Directions
Whenever a line contains the string "完成下面小题", copy it out of the entries.

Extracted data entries
%%
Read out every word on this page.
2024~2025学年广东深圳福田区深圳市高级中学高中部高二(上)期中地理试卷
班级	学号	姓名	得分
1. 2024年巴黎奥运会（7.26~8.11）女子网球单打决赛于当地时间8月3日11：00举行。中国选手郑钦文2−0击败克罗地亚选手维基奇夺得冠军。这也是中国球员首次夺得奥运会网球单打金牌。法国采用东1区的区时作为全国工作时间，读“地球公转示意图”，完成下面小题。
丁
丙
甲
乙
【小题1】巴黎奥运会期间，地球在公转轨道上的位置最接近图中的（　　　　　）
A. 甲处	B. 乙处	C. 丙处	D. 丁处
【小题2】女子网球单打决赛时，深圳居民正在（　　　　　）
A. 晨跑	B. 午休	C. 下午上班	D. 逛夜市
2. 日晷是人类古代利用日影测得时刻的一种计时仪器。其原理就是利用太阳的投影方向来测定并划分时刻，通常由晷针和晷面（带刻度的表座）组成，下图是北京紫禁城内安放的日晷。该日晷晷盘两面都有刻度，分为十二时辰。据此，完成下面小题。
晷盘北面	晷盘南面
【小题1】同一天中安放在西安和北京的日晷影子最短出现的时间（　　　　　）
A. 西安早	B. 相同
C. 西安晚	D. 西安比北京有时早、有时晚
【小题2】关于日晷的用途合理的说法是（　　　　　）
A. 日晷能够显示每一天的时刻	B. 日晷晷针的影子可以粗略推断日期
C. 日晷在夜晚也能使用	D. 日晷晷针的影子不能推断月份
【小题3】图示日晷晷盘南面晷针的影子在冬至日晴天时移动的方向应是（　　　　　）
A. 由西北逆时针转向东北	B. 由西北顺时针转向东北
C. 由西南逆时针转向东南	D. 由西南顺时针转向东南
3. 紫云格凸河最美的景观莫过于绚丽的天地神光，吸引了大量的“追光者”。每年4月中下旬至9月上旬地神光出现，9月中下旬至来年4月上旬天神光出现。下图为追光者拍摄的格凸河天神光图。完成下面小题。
%%
%%
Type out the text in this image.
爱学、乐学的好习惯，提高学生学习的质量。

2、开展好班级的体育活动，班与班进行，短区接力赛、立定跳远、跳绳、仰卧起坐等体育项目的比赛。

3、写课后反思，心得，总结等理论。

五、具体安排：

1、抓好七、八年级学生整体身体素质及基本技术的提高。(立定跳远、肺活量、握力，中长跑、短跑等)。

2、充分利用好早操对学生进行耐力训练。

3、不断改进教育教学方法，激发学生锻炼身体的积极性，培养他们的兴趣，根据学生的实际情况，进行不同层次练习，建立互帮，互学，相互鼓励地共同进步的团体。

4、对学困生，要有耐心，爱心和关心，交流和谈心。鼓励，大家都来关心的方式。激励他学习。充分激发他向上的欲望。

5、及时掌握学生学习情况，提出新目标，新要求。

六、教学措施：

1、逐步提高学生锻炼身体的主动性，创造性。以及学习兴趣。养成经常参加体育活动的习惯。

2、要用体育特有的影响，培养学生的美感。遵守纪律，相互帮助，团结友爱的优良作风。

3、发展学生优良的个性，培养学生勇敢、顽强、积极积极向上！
%%
%%
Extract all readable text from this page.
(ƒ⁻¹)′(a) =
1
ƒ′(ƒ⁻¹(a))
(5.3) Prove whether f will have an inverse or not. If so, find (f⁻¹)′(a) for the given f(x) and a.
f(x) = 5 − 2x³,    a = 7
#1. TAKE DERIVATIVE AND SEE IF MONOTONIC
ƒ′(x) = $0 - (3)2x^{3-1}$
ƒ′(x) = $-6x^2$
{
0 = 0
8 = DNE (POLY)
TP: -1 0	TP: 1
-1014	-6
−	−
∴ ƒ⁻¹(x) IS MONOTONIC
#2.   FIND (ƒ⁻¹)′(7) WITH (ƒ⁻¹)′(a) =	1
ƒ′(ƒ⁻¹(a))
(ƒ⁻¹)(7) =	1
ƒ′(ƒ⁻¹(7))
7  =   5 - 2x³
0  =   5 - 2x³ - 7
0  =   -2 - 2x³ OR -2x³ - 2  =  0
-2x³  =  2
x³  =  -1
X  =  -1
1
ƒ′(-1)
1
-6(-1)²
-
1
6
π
%%
The reply
1. 2024年巴黎奥运会（7.26~8.11）女子网球单打决赛于当地时间8月3日11：00举行。中国选手郑钦文2−0击败克罗地亚选手维基奇夺得冠军。这也是中国球员首次夺得奥运会网球单打金牌。法国采用东1区的区时作为全国工作时间，读“地球公转示意图”，完成下面小题。
2. 日晷是人类古代利用日影测得时刻的一种计时仪器。其原理就是利用太阳的投影方向来测定并划分时刻，通常由晷针和晷面（带刻度的表座）组成，下图是北京紫禁城内安放的日晷。该日晷晷盘两面都有刻度，分为十二时辰。据此，完成下面小题。
3. 紫云格凸河最美的景观莫过于绚丽的天地神光，吸引了大量的“追光者”。每年4月中下旬至9月上旬地神光出现，9月中下旬至来年4月上旬天神光出现。下图为追光者拍摄的格凸河天神光图。完成下面小题。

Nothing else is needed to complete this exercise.